| Task description |
Reproduce the records below in full, substituting "x-axis-label" for every occurrence of "x-tick-label" and changing nothing else.

-----

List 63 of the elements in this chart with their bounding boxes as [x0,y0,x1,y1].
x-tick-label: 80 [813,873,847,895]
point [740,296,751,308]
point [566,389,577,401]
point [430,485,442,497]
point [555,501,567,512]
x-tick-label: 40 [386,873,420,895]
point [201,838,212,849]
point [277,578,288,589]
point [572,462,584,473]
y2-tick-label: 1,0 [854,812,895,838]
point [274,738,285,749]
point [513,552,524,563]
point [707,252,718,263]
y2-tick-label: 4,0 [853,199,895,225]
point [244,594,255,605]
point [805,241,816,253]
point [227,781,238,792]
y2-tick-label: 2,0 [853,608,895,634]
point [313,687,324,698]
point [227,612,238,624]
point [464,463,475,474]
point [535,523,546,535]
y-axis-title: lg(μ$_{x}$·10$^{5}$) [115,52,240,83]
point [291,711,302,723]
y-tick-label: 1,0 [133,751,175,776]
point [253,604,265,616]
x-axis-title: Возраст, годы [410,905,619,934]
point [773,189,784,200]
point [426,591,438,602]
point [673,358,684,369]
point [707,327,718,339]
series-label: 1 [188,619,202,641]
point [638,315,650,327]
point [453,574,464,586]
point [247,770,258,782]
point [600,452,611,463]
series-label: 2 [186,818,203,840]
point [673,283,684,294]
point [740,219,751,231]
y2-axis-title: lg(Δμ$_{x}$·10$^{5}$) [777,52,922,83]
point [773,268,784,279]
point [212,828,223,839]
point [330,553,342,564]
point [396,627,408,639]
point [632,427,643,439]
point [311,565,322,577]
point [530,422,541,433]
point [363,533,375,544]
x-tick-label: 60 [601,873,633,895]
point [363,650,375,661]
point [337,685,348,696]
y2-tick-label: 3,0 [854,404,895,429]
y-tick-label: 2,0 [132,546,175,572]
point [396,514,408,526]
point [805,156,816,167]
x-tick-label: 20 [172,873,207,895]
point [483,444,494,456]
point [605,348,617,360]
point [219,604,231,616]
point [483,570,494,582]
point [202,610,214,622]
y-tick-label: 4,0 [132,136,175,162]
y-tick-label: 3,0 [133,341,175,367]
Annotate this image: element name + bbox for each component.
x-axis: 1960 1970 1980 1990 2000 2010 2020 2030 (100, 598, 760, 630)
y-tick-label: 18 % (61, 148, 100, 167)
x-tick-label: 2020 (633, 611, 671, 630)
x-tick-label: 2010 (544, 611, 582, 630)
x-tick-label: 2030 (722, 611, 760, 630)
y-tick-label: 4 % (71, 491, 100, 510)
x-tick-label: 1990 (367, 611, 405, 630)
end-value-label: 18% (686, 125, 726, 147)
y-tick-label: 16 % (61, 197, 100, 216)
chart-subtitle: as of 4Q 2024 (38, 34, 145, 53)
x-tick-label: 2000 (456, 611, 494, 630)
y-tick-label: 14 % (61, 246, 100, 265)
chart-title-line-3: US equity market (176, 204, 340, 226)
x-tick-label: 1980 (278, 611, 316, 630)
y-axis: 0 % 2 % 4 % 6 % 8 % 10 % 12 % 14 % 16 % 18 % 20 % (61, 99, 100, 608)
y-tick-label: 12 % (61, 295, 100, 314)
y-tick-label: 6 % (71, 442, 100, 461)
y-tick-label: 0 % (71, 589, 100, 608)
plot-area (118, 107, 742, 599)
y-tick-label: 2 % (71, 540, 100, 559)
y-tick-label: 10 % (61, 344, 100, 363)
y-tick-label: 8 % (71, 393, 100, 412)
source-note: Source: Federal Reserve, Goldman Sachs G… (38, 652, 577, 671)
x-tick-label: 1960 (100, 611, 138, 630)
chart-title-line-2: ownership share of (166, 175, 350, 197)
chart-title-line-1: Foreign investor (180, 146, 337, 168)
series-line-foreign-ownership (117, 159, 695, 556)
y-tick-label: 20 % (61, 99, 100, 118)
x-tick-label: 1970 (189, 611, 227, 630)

-----

| Task solution |
List 63 of the elements in this chart with their bounding boxes as [x0,y0,x1,y1].
x-axis-label: 80 [813,873,847,895]
point [740,296,751,308]
point [566,389,577,401]
point [430,485,442,497]
point [555,501,567,512]
x-axis-label: 40 [386,873,420,895]
point [201,838,212,849]
point [277,578,288,589]
point [572,462,584,473]
y2-tick-label: 1,0 [854,812,895,838]
point [274,738,285,749]
point [513,552,524,563]
point [707,252,718,263]
y2-tick-label: 4,0 [853,199,895,225]
point [244,594,255,605]
point [805,241,816,253]
point [227,781,238,792]
y2-tick-label: 2,0 [853,608,895,634]
point [313,687,324,698]
point [227,612,238,624]
point [464,463,475,474]
point [535,523,546,535]
y-axis-title: lg(μ$_{x}$·10$^{5}$) [115,52,240,83]
point [291,711,302,723]
y-tick-label: 1,0 [133,751,175,776]
point [253,604,265,616]
x-axis-title: Возраст, годы [410,905,619,934]
point [773,189,784,200]
point [426,591,438,602]
point [673,358,684,369]
point [707,327,718,339]
series-label: 1 [188,619,202,641]
point [638,315,650,327]
point [453,574,464,586]
point [247,770,258,782]
point [600,452,611,463]
series-label: 2 [186,818,203,840]
point [673,283,684,294]
point [740,219,751,231]
y2-axis-title: lg(Δμ$_{x}$·10$^{5}$) [777,52,922,83]
point [773,268,784,279]
point [212,828,223,839]
point [330,553,342,564]
point [396,627,408,639]
point [632,427,643,439]
point [311,565,322,577]
point [530,422,541,433]
point [363,533,375,544]
x-axis-label: 60 [601,873,633,895]
point [363,650,375,661]
point [337,685,348,696]
y2-tick-label: 3,0 [854,404,895,429]
y-tick-label: 2,0 [132,546,175,572]
point [396,514,408,526]
point [805,156,816,167]
x-axis-label: 20 [172,873,207,895]
point [483,444,494,456]
point [605,348,617,360]
point [219,604,231,616]
point [483,570,494,582]
point [202,610,214,622]
y-tick-label: 4,0 [132,136,175,162]
y-tick-label: 3,0 [133,341,175,367]
Annotate this image: element name + bbox for each component.
x-axis: 1960 1970 1980 1990 2000 2010 2020 2030 (100, 598, 760, 630)
y-tick-label: 18 % (61, 148, 100, 167)
x-axis-label: 2020 (633, 611, 671, 630)
x-axis-label: 2010 (544, 611, 582, 630)
x-axis-label: 2030 (722, 611, 760, 630)
y-tick-label: 4 % (71, 491, 100, 510)
x-axis-label: 1990 (367, 611, 405, 630)
end-value-label: 18% (686, 125, 726, 147)
y-tick-label: 16 % (61, 197, 100, 216)
chart-subtitle: as of 4Q 2024 (38, 34, 145, 53)
x-axis-label: 2000 (456, 611, 494, 630)
y-tick-label: 14 % (61, 246, 100, 265)
chart-title-line-3: US equity market (176, 204, 340, 226)
x-axis-label: 1980 (278, 611, 316, 630)
y-axis: 0 % 2 % 4 % 6 % 8 % 10 % 12 % 14 % 16 % 18 % 20 % (61, 99, 100, 608)
y-tick-label: 12 % (61, 295, 100, 314)
y-tick-label: 6 % (71, 442, 100, 461)
y-tick-label: 0 % (71, 589, 100, 608)
plot-area (118, 107, 742, 599)
y-tick-label: 2 % (71, 540, 100, 559)
y-tick-label: 10 % (61, 344, 100, 363)
y-tick-label: 8 % (71, 393, 100, 412)
source-note: Source: Federal Reserve, Goldman Sachs G… (38, 652, 577, 671)
x-axis-label: 1960 (100, 611, 138, 630)
chart-title-line-2: ownership share of (166, 175, 350, 197)
chart-title-line-1: Foreign investor (180, 146, 337, 168)
series-line-foreign-ownership (117, 159, 695, 556)
y-tick-label: 20 % (61, 99, 100, 118)
x-axis-label: 1970 (189, 611, 227, 630)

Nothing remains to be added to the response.